(Dataset items)
---+---

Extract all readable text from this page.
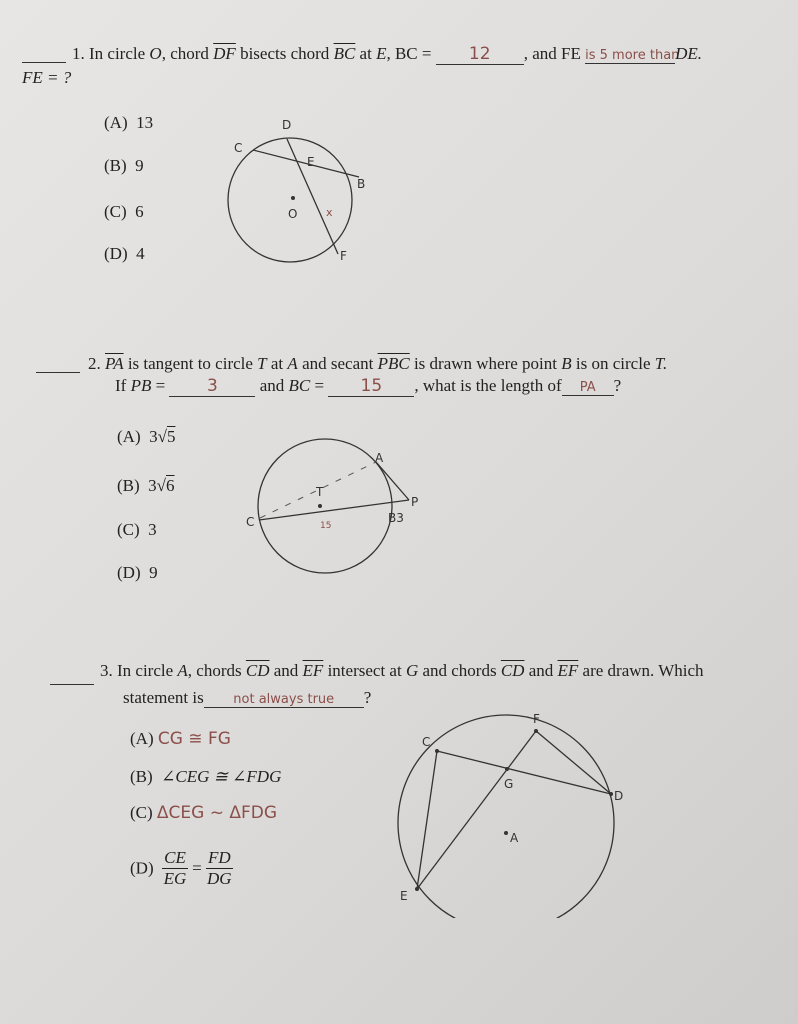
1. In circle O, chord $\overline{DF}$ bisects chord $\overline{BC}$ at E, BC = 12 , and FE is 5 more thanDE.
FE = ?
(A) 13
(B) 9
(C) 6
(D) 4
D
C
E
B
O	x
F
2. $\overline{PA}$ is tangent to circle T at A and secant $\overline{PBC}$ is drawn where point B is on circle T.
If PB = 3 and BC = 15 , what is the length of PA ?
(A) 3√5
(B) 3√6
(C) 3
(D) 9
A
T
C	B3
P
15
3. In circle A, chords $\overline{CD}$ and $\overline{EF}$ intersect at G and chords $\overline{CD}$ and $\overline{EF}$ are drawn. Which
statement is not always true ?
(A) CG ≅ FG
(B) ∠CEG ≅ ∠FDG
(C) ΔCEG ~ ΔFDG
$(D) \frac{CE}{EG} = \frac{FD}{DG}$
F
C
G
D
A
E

---+---

◆ THE PROBLEM
All the records need to be repeated exactly, with the images dropped.

◆ WRITTEN RESPONSE
Extract all readable text from this page.
1. In circle O, chord $\overline{DF}$ bisects chord $\overline{BC}$ at E, BC = 12 , and FE is 5 more thanDE.
FE = ?
(A) 13
(B) 9
(C) 6
(D) 4
D
C
E
B
O	x
F
2. $\overline{PA}$ is tangent to circle T at A and secant $\overline{PBC}$ is drawn where point B is on circle T.
If PB = 3 and BC = 15 , what is the length of PA ?
(A) 3√5
(B) 3√6
(C) 3
(D) 9
A
T
C	B3
P
15
3. In circle A, chords $\overline{CD}$ and $\overline{EF}$ intersect at G and chords $\overline{CD}$ and $\overline{EF}$ are drawn. Which
statement is not always true ?
(A) CG ≅ FG
(B) ∠CEG ≅ ∠FDG
(C) ΔCEG ~ ΔFDG
$(D) \frac{CE}{EG} = \frac{FD}{DG}$
F
C
G
D
A
E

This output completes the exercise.